◆ **TEXTO DE LA PÁGINA**
※ ※ ※

No hay duda de que el proceso de crear una relación afectuosa puede presentar a veces cierto numero de
obstáculos. Los problemas son inevitables. Pero estos pueden ser o bien fuentes de resentimiento y rechazo o
bien oportunidades para profundizar una relación intima e intensificar el amor, el cuidado y la confianza. Las
ideas de este libro no representan una “solución inmediata” para eliminar todos los problemas. Por el contrario,
ofrecen un nuevo enfoque a través del cual sus relaciones pueden apoyarlo con éxito en la solución de los
problemas de la vida a medida que surgen. Con este nuevo conocimiento usted dispondrá de las herramientas
necesarias para obtener el amor que merece y para ofrecer a su compañero el amor y el apoyo que el o ella
merece.

En este libro hago muchas generalizaciones acerca de los hombres y las mujeres. Es posible que encuentre
algunos comentarios más ciertos que otros… después de todo somos individuos únicos con experiencias
únicas. A veces, en mi seminario, las parejas y los individuos señalan que se relacionan con los ejemplos de
hombres y mujeres pero en forma inversa. El hombre se relaciona con mis descripciones sobre mujeres y la
mujer se relaciona con mis descripciones acerca de los hombres. Llamo a esto inversión de papeles.
Si usted descubre que esta experimentado una inversión de papel quiero asegurarle que todo esta bien. Le
aseguro que cuando no se relacione con algo de este libro, o bien lo ignore (recurriendo a algo con lo que sí se relaciona) o mire dentro suyo con mayor profundidad. Muchos hombres negaron algunos de sus atributos
masculinos a fin de tornarse más afectuosos. De la misma manera muchas mujeres negaron algunos de sus
atributos femeninos a fin de ganarse la vida en una fuerza laboral que recompensa los atributos masculinos. Si
este es el caso, al aplicar las sugerencias, estrategias y técnicas de este libro, usted no solo creara mas pasión
en sus relaciones sino que equilibrara cada vez mas sus características masculinas y femeninas.

※ ※ ※

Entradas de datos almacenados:
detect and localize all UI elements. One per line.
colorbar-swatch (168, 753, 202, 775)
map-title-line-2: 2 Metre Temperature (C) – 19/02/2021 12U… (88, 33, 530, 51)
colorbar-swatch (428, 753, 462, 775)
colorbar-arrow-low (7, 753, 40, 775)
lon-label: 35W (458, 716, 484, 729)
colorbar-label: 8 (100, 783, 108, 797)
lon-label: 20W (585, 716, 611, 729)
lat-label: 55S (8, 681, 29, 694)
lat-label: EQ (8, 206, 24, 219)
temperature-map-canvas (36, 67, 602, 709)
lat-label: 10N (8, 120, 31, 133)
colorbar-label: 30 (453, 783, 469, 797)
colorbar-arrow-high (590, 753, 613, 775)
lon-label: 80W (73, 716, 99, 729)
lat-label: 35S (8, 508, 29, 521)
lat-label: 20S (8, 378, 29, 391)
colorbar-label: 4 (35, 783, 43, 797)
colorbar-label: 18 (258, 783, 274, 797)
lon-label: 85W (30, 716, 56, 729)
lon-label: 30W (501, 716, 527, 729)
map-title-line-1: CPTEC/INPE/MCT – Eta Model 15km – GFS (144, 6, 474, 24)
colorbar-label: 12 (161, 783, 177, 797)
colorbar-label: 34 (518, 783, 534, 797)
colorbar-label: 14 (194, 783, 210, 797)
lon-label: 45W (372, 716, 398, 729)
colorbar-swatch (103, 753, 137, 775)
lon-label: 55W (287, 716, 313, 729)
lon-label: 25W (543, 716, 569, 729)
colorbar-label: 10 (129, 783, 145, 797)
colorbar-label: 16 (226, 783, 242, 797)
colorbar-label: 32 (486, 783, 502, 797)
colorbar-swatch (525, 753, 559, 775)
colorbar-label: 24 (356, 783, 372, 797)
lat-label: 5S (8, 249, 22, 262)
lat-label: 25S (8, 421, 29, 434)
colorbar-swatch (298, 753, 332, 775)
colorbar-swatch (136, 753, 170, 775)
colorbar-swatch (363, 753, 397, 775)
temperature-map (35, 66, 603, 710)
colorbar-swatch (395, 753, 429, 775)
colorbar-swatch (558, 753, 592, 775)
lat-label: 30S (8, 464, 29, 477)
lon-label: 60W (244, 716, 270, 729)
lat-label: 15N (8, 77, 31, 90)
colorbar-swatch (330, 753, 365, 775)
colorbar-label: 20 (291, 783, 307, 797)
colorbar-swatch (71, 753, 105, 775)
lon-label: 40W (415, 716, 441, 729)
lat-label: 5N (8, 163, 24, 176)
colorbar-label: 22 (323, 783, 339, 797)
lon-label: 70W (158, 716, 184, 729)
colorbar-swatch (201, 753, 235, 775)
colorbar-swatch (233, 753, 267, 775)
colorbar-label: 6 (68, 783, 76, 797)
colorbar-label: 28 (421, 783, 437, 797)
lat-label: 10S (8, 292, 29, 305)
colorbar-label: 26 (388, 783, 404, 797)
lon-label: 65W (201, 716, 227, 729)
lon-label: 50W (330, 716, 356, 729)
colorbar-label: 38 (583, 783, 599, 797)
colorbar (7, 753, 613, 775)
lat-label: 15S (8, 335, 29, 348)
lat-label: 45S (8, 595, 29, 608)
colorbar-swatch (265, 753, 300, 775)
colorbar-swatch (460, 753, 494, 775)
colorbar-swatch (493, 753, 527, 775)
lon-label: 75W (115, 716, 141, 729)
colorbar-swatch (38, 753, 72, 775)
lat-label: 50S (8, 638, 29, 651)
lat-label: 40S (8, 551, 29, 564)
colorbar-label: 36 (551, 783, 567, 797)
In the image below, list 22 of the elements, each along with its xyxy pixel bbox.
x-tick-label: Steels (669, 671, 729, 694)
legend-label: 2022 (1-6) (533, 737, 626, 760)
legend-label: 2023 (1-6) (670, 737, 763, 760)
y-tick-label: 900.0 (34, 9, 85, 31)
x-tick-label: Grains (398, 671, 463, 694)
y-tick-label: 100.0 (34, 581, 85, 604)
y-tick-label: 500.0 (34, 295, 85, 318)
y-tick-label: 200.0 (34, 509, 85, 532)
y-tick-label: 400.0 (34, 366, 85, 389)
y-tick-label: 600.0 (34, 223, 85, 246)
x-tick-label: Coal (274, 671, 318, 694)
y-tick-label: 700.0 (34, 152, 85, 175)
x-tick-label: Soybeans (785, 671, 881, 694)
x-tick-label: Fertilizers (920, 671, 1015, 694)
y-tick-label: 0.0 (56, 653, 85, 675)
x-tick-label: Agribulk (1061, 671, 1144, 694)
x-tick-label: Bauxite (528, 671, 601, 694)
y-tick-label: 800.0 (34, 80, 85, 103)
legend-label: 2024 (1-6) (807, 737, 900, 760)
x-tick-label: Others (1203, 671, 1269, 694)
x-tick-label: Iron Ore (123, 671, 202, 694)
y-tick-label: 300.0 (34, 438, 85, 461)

※ ※ ※

◆ **ACTIVIDAD A**
Conteste estas preguntas con la información del texto sobre las relaciones de pareja:
(i) ¿Qué dos cosas pueden ser los problemas en una relación?
(ii) ¿Qué nombre recibe el caso en que el hombre se relaciona con las descripciones sobre mujeres y la mujer con las descripciones acerca de los hombres?
(iii) ¿Con qué fin negaron muchas mujeres algunos de sus atributos femeninos?
◆ **ACTIVIDAD B**
Imprima el fragmento del texto sobre las relaciones de pareja que va desde "En este libro" hasta "inversión de papeles.", incluidas ambas.
◆ **ACTIVIDAD C**
Traduzca al inglés esta oración del texto sobre las relaciones de pareja: "Muchos hombres negaron algunos de sus atributos masculinos a fin de tornarse más afectuosos."
Las entradas no hacen falta para resolver las tareas.

◆ **RESPUESTA A**
(i) Pueden ser fuentes de resentimiento y rechazo u oportunidades para profundizar una relación íntima e intensificar el amor, el cuidado y la confianza.
(ii) Inversión de papeles.
(iii) A fin de ganarse la vida en una fuerza laboral que recompensa los atributos masculinos.

◆ **RESPUESTA B**
En este libro hago muchas generalizaciones acerca de los hombres y las mujeres. Es posible que encuentre
algunos comentarios más ciertos que otros… después de todo somos individuos únicos con experiencias
únicas. A veces, en mi seminario, las parejas y los individuos señalan que se relacionan con los ejemplos de
hombres y mujeres pero en forma inversa. El hombre se relaciona con mis descripciones sobre mujeres y la
mujer se relaciona con mis descripciones acerca de los hombres. Llamo a esto inversión de papeles.

◆ **RESPUESTA C**
Many men denied some of their masculine attributes in order to become more affectionate.